TASK STATEMENT: Transcribe every line of the records verbatim.
+++ DATASET EXCERPTS
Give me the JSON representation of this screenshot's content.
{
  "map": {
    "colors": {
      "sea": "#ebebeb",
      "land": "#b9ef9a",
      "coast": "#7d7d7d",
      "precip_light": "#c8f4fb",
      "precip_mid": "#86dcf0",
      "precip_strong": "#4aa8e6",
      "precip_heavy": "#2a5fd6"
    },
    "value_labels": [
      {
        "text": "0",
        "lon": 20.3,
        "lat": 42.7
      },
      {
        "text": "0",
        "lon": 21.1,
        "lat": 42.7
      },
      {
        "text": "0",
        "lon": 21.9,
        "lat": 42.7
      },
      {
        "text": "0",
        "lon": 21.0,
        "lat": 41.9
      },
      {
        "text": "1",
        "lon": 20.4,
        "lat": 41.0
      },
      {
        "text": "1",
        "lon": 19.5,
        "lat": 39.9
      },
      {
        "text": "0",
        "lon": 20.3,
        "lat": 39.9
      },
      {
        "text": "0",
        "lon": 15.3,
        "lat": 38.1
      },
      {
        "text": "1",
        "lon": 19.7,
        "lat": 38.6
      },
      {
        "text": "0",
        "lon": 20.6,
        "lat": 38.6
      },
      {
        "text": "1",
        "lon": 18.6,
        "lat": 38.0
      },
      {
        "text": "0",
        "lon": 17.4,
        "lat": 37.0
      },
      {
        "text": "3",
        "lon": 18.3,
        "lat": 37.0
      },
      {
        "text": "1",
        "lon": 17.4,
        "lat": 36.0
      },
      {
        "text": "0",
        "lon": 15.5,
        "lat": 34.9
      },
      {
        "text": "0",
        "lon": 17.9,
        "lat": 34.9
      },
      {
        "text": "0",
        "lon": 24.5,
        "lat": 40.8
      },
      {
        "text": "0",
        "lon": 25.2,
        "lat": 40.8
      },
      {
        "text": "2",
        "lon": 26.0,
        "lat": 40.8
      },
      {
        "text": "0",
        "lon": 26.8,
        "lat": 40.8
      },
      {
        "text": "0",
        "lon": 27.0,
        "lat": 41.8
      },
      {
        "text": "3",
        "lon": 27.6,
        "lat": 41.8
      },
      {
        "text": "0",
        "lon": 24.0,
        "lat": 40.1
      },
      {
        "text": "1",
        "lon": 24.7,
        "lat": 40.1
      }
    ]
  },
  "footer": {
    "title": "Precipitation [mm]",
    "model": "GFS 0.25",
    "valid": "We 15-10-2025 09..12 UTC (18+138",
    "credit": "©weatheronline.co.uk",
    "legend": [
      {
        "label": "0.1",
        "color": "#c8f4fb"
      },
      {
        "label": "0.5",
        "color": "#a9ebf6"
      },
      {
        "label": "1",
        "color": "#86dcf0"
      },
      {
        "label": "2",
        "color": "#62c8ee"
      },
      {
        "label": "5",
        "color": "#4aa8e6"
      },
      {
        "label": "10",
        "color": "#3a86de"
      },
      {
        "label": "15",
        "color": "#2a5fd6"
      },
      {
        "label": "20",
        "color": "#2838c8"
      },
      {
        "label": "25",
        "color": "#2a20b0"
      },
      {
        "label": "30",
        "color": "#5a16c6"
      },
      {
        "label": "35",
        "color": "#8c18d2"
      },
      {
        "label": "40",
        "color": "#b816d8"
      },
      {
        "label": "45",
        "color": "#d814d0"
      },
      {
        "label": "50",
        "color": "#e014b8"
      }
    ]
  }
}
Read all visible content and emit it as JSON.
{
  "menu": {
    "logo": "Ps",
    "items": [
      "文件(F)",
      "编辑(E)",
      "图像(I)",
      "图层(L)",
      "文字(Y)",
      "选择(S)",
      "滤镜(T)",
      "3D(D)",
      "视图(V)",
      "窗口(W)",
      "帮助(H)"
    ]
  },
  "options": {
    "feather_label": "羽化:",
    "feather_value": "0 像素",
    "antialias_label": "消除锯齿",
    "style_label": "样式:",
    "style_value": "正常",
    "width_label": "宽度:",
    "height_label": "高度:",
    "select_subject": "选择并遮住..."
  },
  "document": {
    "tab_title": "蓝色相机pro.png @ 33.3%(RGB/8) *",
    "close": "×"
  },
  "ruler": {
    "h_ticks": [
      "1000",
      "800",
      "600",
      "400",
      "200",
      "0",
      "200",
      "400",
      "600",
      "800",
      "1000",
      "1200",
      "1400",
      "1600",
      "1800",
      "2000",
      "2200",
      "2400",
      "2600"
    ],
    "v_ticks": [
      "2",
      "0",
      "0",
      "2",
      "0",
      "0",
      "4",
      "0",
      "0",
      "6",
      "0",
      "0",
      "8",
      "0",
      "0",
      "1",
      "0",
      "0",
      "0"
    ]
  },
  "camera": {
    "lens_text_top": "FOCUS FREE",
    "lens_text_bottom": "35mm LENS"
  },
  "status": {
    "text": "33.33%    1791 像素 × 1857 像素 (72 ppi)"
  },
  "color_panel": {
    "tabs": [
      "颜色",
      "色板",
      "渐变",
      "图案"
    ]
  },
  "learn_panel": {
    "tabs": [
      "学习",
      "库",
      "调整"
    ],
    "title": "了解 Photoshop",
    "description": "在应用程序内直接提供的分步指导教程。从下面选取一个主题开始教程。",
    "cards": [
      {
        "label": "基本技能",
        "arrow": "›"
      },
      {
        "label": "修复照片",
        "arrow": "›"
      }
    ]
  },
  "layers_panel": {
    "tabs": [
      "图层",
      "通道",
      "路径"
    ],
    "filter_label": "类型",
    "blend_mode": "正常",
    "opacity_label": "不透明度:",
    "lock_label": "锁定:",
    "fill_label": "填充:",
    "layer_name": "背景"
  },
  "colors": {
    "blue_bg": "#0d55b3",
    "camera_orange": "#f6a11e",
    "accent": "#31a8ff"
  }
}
++++++
SOLVED PROBLEM:
Give me the JSON representation of this screenshot's content.
{
  "map": {
    "colors": {
      "sea": "#ebebeb",
      "land": "#b9ef9a",
      "coast": "#7d7d7d",
      "precip_light": "#c8f4fb",
      "precip_mid": "#86dcf0",
      "precip_strong": "#4aa8e6",
      "precip_heavy": "#2a5fd6"
    },
    "value_labels": [
      {
        "text": "0",
        "lon": 20.3,
        "lat": 42.7
      },
      {
        "text": "0",
        "lon": 21.1,
        "lat": 42.7
      },
      {
        "text": "0",
        "lon": 21.9,
        "lat": 42.7
      },
      {
        "text": "0",
        "lon": 21.0,
        "lat": 41.9
      },
      {
        "text": "1",
        "lon": 20.4,
        "lat": 41.0
      },
      {
        "text": "1",
        "lon": 19.5,
        "lat": 39.9
      },
      {
        "text": "0",
        "lon": 20.3,
        "lat": 39.9
      },
      {
        "text": "0",
        "lon": 15.3,
        "lat": 38.1
      },
      {
        "text": "1",
        "lon": 19.7,
        "lat": 38.6
      },
      {
        "text": "0",
        "lon": 20.6,
        "lat": 38.6
      },
      {
        "text": "1",
        "lon": 18.6,
        "lat": 38.0
      },
      {
        "text": "0",
        "lon": 17.4,
        "lat": 37.0
      },
      {
        "text": "3",
        "lon": 18.3,
        "lat": 37.0
      },
      {
        "text": "1",
        "lon": 17.4,
        "lat": 36.0
      },
      {
        "text": "0",
        "lon": 15.5,
        "lat": 34.9
      },
      {
        "text": "0",
        "lon": 17.9,
        "lat": 34.9
      },
      {
        "text": "0",
        "lon": 24.5,
        "lat": 40.8
      },
      {
        "text": "0",
        "lon": 25.2,
        "lat": 40.8
      },
      {
        "text": "2",
        "lon": 26.0,
        "lat": 40.8
      },
      {
        "text": "0",
        "lon": 26.8,
        "lat": 40.8
      },
      {
        "text": "0",
        "lon": 27.0,
        "lat": 41.8
      },
      {
        "text": "3",
        "lon": 27.6,
        "lat": 41.8
      },
      {
        "text": "0",
        "lon": 24.0,
        "lat": 40.1
      },
      {
        "text": "1",
        "lon": 24.7,
        "lat": 40.1
      }
    ]
  },
  "footer": {
    "title": "Precipitation [mm]",
    "model": "GFS 0.25",
    "valid": "We 15-10-2025 09..12 UTC (18+138",
    "credit": "©weatheronline.co.uk",
    "legend": [
      {
        "label": "0.1",
        "color": "#c8f4fb"
      },
      {
        "label": "0.5",
        "color": "#a9ebf6"
      },
      {
        "label": "1",
        "color": "#86dcf0"
      },
      {
        "label": "2",
        "color": "#62c8ee"
      },
      {
        "label": "5",
        "color": "#4aa8e6"
      },
      {
        "label": "10",
        "color": "#3a86de"
      },
      {
        "label": "15",
        "color": "#2a5fd6"
      },
      {
        "label": "20",
        "color": "#2838c8"
      },
      {
        "label": "25",
        "color": "#2a20b0"
      },
      {
        "label": "30",
        "color": "#5a16c6"
      },
      {
        "label": "35",
        "color": "#8c18d2"
      },
      {
        "label": "40",
        "color": "#b816d8"
      },
      {
        "label": "45",
        "color": "#d814d0"
      },
      {
        "label": "50",
        "color": "#e014b8"
      }
    ]
  }
}
Read all visible content and emit it as JSON.
{
  "menu": {
    "logo": "Ps",
    "items": [
      "文件(F)",
      "编辑(E)",
      "图像(I)",
      "图层(L)",
      "文字(Y)",
      "选择(S)",
      "滤镜(T)",
      "3D(D)",
      "视图(V)",
      "窗口(W)",
      "帮助(H)"
    ]
  },
  "options": {
    "feather_label": "羽化:",
    "feather_value": "0 像素",
    "antialias_label": "消除锯齿",
    "style_label": "样式:",
    "style_value": "正常",
    "width_label": "宽度:",
    "height_label": "高度:",
    "select_subject": "选择并遮住..."
  },
  "document": {
    "tab_title": "蓝色相机pro.png @ 33.3%(RGB/8) *",
    "close": "×"
  },
  "ruler": {
    "h_ticks": [
      "1000",
      "800",
      "600",
      "400",
      "200",
      "0",
      "200",
      "400",
      "600",
      "800",
      "1000",
      "1200",
      "1400",
      "1600",
      "1800",
      "2000",
      "2200",
      "2400",
      "2600"
    ],
    "v_ticks": [
      "2",
      "0",
      "0",
      "2",
      "0",
      "0",
      "4",
      "0",
      "0",
      "6",
      "0",
      "0",
      "8",
      "0",
      "0",
      "1",
      "0",
      "0",
      "0"
    ]
  },
  "camera": {
    "lens_text_top": "FOCUS FREE",
    "lens_text_bottom": "35mm LENS"
  },
  "status": {
    "text": "33.33%    1791 像素 × 1857 像素 (72 ppi)"
  },
  "color_panel": {
    "tabs": [
      "颜色",
      "色板",
      "渐变",
      "图案"
    ]
  },
  "learn_panel": {
    "tabs": [
      "学习",
      "库",
      "调整"
    ],
    "title": "了解 Photoshop",
    "description": "在应用程序内直接提供的分步指导教程。从下面选取一个主题开始教程。",
    "cards": [
      {
        "label": "基本技能",
        "arrow": "›"
      },
      {
        "label": "修复照片",
        "arrow": "›"
      }
    ]
  },
  "layers_panel": {
    "tabs": [
      "图层",
      "通道",
      "路径"
    ],
    "filter_label": "类型",
    "blend_mode": "正常",
    "opacity_label": "不透明度:",
    "lock_label": "锁定:",
    "fill_label": "填充:",
    "layer_name": "背景"
  },
  "colors": {
    "blue_bg": "#0d55b3",
    "camera_orange": "#f6a11e",
    "accent": "#31a8ff"
  }
}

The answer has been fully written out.